Passage for review
▶

Ukrainian government entities were hacked in targeted attacks after their networks were first compromised via trojanized ISO files posing as legitimate Windows 10 installers.

These malicious installers delivered malware capable of collecting data from compromised computers, deploying additional malicious tools, and exfiltrating stolen data to attacker-controlled servers.

One of the ISOs pushed in this campaign was hosted on the toloka[.]to Ukrainian torrent tracker by a user created in May 2022.

“The ISO was configured to disable the typical security telemetry a Windows computer would send to Microsoft and block automatic updates and license verification,” said cybersecurity firm Mandiant which discovered the attacks on Thursday.

“There was no indication of a financial motivation for the intrusions, either through the theft of monetizable information or the deployment of ransomware or cryptominers.”

While analyzing several infected devices on Ukrainian Government networks, Mandiant also spotted scheduled tasks set up in mid-July 2022 and designed to receive commands that would get executed via PowerShell.

After the initial reconnaissance, the threat actors also deployed Stowaway, Beacon, and Sparepart backdoors that allowed them to maintain access to the compromised computers, execute commands, transfer files, and steal information, including credentials and keystrokes.

◀

Explore the material
1. Answer these questions from the passage about the Ukrainian government attacks:
(a) On which site was one of the ISOs in the campaign hosted?
(b) When were the scheduled tasks that Mandiant found set up?
(c) Which backdoors did the threat actors deploy?
2. In the passage about the Ukrainian government attacks, recast the paragraph beginning "After the initial reconnaissance" as a bulleted list.
The items have no role in the work on the passage about the Ukrainian government attacks.

Entries drawn from a collection

▶

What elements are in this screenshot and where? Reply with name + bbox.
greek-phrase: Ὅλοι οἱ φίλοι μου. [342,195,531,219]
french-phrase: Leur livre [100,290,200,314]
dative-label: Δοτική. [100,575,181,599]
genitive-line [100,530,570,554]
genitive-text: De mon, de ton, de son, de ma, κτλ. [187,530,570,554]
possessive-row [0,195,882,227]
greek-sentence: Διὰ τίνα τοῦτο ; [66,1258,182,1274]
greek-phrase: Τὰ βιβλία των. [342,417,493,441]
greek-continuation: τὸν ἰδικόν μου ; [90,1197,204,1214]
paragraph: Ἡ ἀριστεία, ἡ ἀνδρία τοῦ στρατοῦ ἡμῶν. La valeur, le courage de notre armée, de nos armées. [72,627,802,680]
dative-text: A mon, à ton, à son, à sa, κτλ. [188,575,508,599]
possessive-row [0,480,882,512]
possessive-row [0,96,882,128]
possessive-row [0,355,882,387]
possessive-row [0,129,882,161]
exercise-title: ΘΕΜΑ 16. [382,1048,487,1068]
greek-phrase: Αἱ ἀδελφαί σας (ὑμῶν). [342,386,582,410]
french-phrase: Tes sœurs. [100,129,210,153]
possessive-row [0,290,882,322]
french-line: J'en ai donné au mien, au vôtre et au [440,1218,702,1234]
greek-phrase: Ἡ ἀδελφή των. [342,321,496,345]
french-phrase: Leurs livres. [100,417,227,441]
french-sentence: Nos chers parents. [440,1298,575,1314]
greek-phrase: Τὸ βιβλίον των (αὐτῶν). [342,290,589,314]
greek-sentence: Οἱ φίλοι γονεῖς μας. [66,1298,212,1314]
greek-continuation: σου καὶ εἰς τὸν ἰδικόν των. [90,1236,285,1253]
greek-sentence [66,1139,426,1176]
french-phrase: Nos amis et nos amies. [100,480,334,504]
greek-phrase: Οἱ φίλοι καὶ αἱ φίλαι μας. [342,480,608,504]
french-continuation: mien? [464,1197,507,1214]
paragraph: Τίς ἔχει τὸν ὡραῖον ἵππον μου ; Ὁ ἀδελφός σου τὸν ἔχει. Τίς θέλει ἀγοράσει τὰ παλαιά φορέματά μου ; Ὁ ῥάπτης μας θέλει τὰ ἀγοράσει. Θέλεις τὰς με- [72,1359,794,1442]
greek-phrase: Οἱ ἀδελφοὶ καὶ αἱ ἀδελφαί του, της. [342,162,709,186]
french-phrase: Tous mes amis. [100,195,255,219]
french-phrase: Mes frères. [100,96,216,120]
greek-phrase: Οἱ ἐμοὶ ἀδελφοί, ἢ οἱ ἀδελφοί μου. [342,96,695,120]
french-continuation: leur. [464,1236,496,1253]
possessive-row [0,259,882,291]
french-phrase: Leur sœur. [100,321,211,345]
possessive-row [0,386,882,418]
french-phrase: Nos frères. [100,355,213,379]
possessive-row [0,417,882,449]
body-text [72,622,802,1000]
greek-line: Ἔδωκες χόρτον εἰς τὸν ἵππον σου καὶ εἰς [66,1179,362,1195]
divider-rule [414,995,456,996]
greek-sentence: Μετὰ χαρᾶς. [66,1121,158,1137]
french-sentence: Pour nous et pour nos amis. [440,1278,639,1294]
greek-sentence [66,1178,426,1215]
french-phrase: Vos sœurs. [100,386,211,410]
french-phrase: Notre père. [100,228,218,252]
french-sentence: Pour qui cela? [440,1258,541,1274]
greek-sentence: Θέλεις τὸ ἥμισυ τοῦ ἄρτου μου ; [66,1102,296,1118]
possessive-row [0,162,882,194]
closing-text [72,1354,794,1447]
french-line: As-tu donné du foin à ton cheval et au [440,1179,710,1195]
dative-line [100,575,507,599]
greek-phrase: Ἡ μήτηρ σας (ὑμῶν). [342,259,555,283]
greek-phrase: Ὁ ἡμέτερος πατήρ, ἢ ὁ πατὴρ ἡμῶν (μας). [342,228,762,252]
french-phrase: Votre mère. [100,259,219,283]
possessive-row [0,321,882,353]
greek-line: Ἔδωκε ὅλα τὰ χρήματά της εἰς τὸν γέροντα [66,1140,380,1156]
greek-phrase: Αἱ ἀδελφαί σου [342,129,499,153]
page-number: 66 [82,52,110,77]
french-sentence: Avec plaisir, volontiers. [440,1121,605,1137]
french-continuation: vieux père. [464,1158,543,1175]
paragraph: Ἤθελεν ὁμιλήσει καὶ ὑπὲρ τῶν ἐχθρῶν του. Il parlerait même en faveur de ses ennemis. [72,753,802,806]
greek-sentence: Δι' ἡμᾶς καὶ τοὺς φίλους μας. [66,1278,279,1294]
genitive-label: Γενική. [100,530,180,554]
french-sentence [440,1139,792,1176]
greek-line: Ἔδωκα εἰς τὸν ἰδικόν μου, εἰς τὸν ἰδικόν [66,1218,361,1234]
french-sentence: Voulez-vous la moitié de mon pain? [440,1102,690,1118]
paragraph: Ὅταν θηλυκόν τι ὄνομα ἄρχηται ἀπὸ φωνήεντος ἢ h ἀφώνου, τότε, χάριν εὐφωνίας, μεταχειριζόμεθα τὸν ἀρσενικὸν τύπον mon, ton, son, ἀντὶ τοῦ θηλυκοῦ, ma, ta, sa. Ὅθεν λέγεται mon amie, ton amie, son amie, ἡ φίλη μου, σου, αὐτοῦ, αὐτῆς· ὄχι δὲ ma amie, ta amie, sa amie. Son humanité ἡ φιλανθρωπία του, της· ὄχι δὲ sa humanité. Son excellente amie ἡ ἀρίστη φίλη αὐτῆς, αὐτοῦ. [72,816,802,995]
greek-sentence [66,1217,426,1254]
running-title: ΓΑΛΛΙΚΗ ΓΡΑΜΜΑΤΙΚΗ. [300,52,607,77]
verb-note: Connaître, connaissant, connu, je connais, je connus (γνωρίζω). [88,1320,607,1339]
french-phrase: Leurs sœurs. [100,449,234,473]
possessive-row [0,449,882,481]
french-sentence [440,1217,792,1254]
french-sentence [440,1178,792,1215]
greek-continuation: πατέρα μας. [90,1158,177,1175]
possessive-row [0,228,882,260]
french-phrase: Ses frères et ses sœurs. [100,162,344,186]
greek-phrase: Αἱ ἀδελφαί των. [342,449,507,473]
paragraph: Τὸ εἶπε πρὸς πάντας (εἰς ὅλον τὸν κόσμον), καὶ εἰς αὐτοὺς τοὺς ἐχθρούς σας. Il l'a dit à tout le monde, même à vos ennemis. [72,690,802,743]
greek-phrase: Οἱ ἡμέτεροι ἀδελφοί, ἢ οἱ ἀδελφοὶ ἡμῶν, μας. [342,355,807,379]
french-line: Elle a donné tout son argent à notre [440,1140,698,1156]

◀

Replies
1.
(a) On the toloka[.]to Ukrainian torrent tracker, posted by a user created in May 2022.
(b) In mid-July 2022.
(c) Stowaway, Beacon, and Sparepart.

2.
- Timing: after the initial reconnaissance
- Tools deployed: Stowaway, Beacon, and Sparepart backdoors
- Capabilities:
  - maintaining access to the compromised computers
  - executing commands
  - transferring files
  - stealing information, including credentials and keystrokes